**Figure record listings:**
━━━━━━━━━━

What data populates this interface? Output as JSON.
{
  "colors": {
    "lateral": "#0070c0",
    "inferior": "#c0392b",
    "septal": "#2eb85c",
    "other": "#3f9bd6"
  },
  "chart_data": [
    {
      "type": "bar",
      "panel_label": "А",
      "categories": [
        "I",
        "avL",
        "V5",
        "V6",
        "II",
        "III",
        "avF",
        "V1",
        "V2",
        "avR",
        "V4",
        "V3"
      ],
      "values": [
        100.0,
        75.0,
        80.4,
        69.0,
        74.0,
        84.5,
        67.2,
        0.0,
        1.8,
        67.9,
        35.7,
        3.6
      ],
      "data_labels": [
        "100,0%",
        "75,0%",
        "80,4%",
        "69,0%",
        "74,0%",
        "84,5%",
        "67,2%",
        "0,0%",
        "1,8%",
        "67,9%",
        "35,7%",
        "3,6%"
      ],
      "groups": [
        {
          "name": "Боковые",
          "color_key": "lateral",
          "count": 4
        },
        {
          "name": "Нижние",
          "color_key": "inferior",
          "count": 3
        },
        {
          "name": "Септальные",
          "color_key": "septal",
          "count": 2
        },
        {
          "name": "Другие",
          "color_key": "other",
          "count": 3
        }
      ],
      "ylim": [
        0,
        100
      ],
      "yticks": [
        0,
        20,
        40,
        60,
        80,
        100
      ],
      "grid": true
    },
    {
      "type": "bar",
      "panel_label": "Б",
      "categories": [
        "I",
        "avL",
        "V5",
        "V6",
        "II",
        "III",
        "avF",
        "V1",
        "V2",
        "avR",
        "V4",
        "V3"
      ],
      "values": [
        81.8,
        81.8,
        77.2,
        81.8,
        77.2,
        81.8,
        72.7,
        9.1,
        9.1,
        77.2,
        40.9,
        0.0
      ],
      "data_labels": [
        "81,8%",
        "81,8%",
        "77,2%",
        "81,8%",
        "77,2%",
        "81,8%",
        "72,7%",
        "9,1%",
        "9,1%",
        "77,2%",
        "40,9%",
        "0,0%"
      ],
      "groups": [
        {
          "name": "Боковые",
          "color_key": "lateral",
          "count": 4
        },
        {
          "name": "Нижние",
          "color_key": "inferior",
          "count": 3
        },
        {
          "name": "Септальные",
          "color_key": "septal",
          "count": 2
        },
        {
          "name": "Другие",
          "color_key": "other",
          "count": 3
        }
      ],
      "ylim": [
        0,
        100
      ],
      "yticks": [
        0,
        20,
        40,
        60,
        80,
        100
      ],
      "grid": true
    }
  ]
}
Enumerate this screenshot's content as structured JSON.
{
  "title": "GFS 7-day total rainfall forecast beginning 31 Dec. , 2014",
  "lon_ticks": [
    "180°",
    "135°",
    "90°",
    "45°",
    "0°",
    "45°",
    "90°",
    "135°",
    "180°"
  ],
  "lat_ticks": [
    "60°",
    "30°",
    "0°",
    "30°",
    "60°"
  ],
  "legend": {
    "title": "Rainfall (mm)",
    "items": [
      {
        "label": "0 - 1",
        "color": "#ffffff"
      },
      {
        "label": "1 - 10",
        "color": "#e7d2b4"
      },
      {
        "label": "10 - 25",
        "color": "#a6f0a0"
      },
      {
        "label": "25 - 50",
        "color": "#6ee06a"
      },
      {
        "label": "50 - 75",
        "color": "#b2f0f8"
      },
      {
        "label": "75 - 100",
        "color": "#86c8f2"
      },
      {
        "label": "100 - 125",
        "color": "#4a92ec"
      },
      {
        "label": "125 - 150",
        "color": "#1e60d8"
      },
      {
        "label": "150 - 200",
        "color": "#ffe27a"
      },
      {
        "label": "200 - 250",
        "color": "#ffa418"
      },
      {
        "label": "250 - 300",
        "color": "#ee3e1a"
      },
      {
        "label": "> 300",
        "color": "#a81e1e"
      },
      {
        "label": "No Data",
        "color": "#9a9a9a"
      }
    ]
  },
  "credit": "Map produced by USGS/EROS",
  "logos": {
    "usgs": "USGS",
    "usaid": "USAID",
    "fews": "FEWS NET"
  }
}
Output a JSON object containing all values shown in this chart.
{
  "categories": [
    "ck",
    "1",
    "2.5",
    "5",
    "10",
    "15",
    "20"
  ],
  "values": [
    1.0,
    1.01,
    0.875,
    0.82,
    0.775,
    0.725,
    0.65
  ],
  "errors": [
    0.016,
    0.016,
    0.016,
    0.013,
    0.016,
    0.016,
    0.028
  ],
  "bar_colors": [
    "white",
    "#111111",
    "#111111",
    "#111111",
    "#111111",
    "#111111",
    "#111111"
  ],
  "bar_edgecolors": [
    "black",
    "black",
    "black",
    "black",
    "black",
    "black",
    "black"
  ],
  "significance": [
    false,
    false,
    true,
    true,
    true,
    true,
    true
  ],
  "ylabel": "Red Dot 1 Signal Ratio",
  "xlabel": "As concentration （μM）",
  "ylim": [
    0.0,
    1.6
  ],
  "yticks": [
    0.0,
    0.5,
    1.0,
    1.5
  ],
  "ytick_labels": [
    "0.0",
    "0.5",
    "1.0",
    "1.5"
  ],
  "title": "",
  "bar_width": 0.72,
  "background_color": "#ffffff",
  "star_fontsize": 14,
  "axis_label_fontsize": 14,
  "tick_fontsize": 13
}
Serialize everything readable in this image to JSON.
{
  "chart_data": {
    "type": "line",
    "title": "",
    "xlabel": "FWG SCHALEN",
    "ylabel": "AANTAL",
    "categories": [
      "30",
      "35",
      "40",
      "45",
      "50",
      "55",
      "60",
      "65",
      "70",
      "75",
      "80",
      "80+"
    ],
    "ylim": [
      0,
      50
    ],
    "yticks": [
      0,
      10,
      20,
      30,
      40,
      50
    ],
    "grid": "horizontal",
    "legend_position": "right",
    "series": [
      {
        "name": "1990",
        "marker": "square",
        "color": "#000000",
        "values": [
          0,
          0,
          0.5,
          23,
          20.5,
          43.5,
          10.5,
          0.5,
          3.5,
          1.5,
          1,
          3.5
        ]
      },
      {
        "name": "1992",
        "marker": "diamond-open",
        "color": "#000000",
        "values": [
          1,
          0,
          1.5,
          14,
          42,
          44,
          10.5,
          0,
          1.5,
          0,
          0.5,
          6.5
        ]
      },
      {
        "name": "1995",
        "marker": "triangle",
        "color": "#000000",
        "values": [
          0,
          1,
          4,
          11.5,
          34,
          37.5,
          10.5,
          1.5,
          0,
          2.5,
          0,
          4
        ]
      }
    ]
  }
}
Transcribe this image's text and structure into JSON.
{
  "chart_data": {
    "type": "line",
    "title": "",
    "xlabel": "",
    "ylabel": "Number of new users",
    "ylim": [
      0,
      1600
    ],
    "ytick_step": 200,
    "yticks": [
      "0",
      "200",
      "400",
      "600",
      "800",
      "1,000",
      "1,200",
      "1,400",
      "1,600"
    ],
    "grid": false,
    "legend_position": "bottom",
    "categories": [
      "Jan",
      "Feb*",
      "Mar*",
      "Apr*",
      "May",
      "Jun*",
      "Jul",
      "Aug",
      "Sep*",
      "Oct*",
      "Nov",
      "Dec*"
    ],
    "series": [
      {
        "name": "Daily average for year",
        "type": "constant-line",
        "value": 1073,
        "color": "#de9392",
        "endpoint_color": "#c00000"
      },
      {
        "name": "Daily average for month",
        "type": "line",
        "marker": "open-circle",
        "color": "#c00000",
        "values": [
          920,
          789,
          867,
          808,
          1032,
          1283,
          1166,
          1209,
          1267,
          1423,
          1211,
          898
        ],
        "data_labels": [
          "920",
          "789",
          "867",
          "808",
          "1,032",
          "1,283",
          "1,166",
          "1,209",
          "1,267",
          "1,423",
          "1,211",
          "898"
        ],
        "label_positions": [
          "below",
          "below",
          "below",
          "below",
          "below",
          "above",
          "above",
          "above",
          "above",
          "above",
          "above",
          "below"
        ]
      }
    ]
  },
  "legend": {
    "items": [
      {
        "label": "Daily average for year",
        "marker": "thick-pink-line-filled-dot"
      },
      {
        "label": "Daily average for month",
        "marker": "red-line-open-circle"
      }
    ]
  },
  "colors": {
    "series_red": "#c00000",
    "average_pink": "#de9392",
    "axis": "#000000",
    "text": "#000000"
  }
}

━━━━━━━━━━

**What the task requires:**
Provide only the count of lines in the material above that hold the word "image".

**Expected answer:**
2